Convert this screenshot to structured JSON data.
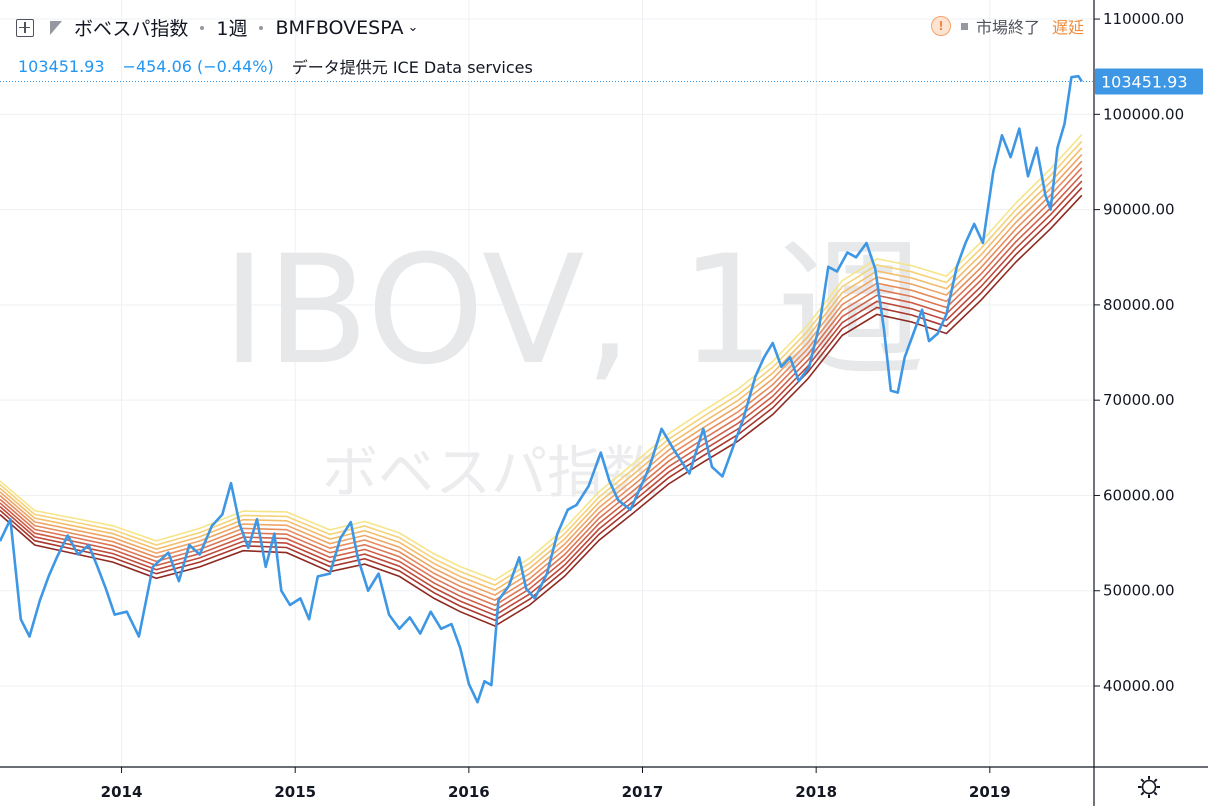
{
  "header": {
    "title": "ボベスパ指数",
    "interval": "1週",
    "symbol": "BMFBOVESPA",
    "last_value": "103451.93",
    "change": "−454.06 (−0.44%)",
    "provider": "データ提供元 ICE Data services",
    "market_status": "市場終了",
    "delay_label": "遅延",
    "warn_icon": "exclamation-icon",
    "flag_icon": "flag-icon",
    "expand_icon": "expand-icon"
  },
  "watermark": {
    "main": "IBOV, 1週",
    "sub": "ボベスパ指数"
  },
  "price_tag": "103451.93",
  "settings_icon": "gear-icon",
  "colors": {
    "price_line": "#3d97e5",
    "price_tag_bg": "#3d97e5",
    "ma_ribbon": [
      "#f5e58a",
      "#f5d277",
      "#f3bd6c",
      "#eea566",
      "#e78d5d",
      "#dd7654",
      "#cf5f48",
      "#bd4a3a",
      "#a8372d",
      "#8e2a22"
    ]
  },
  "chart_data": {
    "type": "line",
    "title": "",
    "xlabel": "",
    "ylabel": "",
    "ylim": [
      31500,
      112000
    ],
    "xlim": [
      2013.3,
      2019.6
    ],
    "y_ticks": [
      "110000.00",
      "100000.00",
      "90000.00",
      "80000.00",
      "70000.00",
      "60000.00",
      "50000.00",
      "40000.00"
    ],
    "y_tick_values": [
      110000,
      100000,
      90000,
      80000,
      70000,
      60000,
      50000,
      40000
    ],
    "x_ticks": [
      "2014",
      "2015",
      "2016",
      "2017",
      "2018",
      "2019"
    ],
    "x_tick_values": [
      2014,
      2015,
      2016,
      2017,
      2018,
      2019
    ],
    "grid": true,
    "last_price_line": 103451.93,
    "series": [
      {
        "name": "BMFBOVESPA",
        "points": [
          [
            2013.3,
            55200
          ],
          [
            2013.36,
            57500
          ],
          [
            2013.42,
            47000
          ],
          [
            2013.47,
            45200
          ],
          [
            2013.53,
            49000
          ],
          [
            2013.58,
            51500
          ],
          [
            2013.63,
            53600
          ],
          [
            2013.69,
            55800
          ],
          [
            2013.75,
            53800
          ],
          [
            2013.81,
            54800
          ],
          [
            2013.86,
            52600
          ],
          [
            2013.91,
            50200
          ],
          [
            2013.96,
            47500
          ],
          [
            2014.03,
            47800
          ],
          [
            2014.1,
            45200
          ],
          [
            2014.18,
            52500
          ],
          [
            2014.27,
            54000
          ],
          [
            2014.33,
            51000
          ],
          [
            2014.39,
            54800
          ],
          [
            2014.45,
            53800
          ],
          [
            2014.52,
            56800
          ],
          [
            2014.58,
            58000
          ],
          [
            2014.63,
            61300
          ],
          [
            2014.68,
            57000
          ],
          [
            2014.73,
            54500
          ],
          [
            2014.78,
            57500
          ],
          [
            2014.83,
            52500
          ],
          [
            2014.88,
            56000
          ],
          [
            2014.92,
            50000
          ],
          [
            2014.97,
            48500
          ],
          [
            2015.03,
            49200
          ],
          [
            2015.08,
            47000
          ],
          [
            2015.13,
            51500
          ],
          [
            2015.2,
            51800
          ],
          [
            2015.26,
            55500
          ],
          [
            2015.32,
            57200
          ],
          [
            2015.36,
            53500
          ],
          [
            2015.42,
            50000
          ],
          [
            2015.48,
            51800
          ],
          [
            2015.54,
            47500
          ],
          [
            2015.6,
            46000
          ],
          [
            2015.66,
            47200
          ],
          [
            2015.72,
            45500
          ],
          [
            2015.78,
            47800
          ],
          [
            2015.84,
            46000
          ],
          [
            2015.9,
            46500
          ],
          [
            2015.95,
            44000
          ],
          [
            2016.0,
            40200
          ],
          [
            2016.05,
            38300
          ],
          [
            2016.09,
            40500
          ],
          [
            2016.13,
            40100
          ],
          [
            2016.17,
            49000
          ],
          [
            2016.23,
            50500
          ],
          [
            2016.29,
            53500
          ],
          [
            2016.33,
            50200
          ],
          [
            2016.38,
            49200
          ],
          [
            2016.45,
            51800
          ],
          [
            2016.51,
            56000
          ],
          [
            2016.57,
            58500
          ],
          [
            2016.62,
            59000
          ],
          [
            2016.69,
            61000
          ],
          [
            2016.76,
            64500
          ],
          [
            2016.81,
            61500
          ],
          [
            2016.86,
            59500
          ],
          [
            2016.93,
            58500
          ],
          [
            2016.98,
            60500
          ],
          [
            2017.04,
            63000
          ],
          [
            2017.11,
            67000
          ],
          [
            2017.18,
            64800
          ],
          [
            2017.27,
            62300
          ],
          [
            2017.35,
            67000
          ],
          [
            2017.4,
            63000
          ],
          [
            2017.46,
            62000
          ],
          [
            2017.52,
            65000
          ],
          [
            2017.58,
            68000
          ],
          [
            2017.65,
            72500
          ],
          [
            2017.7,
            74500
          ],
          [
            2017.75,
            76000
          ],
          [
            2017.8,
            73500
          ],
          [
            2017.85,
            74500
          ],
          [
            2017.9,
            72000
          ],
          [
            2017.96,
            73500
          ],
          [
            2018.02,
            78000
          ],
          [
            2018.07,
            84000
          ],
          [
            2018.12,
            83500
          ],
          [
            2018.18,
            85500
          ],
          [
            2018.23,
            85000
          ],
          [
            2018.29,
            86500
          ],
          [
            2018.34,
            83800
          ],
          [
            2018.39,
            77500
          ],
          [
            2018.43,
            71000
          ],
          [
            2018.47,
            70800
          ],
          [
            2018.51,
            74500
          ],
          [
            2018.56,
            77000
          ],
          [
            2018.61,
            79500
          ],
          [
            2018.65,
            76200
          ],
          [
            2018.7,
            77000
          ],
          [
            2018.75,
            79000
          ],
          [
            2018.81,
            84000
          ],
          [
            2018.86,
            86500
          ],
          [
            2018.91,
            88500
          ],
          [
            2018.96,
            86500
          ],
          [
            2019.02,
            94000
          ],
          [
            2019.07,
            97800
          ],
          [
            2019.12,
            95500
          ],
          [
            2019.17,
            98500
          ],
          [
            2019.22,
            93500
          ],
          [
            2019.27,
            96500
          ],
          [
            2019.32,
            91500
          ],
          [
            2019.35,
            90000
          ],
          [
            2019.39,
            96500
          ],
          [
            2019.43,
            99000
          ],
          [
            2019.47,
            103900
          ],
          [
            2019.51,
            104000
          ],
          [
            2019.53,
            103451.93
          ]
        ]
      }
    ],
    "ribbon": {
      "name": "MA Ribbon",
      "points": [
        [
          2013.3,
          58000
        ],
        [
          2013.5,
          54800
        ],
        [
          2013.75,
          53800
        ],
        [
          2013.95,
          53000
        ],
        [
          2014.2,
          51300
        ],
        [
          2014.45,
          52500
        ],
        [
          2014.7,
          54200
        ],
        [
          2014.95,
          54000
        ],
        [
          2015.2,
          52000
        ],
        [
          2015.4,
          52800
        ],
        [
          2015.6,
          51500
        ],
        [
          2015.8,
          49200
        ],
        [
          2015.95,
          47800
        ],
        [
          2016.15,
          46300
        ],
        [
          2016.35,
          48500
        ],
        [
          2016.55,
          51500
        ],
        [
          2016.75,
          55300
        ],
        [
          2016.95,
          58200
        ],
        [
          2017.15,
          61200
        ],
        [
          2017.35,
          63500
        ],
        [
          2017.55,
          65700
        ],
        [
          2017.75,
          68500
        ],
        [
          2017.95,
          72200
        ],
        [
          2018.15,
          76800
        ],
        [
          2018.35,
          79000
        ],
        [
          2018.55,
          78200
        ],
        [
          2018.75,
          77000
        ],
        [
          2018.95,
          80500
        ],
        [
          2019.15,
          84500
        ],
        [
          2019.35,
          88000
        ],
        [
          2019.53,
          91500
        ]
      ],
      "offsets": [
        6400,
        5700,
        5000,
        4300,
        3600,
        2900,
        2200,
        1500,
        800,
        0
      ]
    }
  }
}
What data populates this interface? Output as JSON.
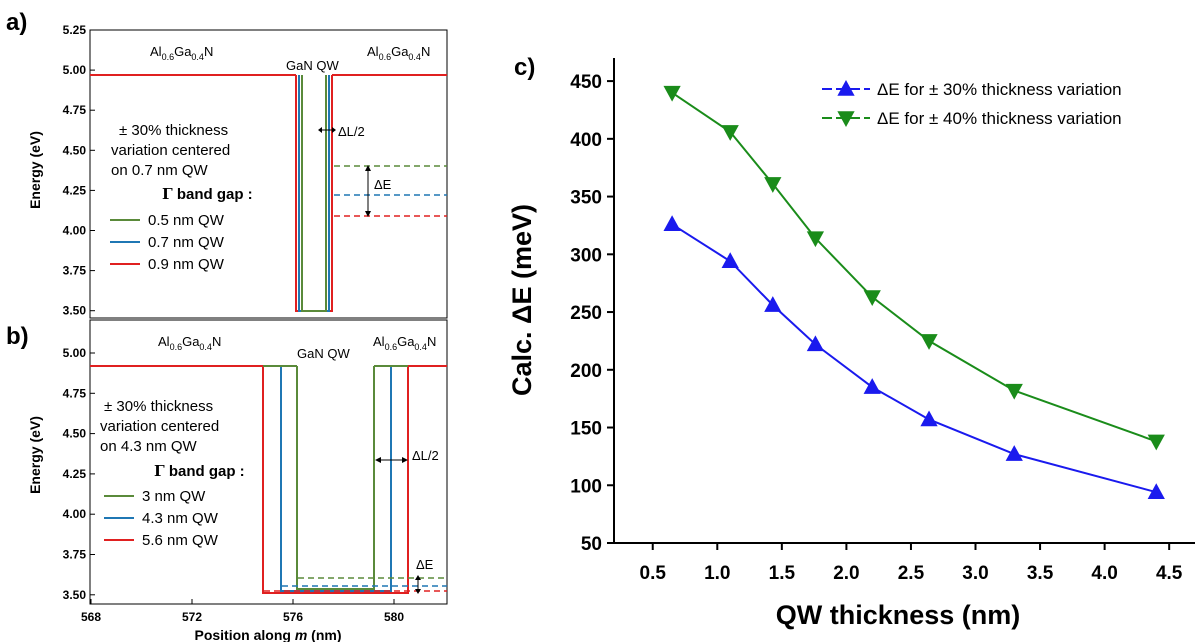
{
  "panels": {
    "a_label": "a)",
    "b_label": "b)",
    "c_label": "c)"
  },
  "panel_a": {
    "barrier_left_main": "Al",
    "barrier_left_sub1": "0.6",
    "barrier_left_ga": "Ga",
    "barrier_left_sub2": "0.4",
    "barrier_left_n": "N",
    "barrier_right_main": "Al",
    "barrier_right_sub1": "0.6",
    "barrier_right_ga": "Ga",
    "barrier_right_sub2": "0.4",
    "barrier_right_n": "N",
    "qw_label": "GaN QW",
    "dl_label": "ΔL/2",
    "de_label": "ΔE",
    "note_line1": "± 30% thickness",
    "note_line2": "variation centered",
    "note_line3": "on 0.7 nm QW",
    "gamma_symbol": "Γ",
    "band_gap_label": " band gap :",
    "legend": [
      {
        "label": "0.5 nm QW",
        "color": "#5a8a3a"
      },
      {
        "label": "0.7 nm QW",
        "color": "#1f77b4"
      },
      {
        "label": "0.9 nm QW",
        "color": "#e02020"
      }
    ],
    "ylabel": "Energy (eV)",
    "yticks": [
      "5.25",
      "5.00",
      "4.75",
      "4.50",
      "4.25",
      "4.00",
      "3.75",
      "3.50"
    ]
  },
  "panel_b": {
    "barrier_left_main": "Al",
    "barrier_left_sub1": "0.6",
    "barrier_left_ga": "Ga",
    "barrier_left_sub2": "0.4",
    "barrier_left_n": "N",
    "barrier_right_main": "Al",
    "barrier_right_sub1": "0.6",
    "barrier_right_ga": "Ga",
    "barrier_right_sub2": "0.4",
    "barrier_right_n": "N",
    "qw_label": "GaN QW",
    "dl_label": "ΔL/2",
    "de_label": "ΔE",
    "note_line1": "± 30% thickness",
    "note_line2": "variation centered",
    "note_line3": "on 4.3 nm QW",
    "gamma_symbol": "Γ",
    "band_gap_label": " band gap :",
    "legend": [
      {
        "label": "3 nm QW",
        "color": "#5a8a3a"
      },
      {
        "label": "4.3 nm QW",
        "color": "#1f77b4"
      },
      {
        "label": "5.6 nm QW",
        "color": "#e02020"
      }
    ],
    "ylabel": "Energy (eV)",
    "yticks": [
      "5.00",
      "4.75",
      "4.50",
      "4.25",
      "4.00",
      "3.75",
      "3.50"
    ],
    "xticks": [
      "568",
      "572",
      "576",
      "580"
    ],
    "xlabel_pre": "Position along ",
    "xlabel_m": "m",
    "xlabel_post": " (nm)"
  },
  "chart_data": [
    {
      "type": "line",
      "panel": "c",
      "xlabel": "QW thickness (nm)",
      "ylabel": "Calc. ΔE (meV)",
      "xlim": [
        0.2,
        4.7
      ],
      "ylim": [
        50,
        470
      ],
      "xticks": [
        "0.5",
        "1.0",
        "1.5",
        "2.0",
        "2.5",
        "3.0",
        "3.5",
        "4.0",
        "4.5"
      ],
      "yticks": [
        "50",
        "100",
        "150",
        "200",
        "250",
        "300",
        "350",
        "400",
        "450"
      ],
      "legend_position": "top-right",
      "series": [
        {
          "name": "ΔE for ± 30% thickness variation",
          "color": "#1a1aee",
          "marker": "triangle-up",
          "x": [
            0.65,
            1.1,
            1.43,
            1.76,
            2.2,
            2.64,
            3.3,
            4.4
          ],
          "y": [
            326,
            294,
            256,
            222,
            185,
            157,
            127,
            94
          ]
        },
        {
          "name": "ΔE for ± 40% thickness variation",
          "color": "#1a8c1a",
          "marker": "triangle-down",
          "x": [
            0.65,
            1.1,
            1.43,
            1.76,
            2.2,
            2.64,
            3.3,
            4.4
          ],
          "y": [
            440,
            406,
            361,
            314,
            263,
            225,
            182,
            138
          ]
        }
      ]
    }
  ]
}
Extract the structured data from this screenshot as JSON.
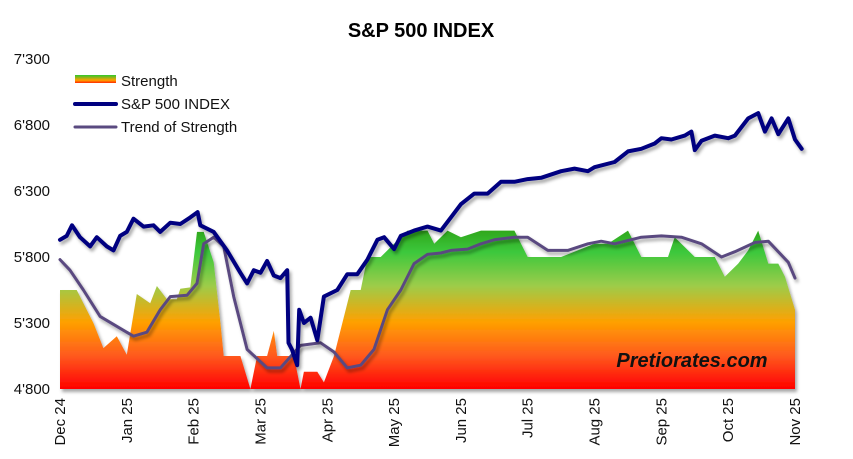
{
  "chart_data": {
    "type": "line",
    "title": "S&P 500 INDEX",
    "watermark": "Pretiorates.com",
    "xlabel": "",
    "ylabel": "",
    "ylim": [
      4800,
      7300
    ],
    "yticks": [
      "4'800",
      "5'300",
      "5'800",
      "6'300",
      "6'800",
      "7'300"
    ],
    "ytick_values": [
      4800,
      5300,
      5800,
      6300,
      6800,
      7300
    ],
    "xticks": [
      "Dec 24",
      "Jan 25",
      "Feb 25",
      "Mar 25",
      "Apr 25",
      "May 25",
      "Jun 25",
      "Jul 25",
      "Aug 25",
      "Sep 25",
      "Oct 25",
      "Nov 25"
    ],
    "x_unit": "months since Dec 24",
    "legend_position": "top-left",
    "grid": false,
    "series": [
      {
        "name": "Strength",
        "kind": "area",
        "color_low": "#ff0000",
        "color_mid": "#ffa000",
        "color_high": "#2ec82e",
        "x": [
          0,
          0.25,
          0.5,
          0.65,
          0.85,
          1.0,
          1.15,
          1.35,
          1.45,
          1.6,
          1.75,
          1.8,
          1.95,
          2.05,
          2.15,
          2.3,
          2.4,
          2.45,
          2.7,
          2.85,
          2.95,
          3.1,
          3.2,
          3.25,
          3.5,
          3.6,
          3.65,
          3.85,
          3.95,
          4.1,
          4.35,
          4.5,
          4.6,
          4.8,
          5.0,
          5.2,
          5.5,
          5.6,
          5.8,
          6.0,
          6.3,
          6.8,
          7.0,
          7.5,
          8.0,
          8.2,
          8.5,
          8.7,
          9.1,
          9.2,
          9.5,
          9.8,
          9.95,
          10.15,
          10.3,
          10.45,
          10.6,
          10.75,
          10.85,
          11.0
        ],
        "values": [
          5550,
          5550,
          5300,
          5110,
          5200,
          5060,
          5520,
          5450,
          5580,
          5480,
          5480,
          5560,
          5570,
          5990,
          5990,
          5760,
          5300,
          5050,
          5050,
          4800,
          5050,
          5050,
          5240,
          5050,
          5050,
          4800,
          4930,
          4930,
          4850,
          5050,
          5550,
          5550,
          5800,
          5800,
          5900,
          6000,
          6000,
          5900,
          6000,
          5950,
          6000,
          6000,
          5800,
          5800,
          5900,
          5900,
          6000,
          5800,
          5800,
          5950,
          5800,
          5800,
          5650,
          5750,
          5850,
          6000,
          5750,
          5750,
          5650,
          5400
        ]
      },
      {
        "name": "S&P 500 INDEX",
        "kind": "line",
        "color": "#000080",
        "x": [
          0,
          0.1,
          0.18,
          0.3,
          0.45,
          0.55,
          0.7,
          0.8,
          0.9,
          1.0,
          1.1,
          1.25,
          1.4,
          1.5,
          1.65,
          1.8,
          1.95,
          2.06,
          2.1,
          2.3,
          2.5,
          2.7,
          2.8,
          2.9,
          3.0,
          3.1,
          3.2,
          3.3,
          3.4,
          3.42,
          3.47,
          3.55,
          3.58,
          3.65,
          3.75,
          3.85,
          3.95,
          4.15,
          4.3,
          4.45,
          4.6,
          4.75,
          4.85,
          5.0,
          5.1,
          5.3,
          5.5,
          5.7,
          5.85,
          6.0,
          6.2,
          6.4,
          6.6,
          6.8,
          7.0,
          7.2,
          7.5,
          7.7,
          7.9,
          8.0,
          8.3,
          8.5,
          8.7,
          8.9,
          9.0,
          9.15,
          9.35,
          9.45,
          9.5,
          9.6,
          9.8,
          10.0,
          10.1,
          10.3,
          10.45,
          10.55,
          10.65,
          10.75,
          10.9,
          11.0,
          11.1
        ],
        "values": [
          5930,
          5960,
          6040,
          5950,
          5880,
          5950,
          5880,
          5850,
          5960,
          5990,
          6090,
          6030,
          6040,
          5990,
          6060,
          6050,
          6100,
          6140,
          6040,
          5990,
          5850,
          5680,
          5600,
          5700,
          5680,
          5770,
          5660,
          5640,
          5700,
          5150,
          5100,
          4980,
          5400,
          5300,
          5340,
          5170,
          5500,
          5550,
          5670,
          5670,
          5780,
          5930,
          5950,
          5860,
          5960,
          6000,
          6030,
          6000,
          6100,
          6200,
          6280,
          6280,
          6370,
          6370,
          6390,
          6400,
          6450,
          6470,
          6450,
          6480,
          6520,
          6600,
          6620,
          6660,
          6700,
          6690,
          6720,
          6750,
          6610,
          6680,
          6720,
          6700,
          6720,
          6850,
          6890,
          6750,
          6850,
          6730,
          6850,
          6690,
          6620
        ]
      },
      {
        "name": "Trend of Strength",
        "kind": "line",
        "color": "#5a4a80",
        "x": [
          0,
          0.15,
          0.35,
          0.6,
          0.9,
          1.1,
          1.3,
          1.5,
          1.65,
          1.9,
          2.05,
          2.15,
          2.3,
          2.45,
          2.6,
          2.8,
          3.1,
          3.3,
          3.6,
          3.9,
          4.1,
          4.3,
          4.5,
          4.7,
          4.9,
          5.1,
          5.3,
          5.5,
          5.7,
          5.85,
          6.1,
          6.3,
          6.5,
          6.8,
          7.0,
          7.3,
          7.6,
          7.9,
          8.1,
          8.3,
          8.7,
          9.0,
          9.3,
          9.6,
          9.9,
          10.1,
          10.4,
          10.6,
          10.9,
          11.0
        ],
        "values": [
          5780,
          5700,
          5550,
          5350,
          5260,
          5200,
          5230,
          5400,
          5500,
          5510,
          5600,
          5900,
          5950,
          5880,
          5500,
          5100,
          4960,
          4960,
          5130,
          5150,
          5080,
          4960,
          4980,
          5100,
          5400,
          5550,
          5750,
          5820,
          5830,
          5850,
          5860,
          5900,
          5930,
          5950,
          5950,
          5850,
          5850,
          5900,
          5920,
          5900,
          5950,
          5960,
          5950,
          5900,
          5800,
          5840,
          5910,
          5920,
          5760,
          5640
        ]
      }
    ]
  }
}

******************************

= Task to complete =
Working from the entries above, return all lines that contain "structured".

= Task result =
Convert this screenshot to structured JSON data.
Extract the structured data from this screenshot as JSON.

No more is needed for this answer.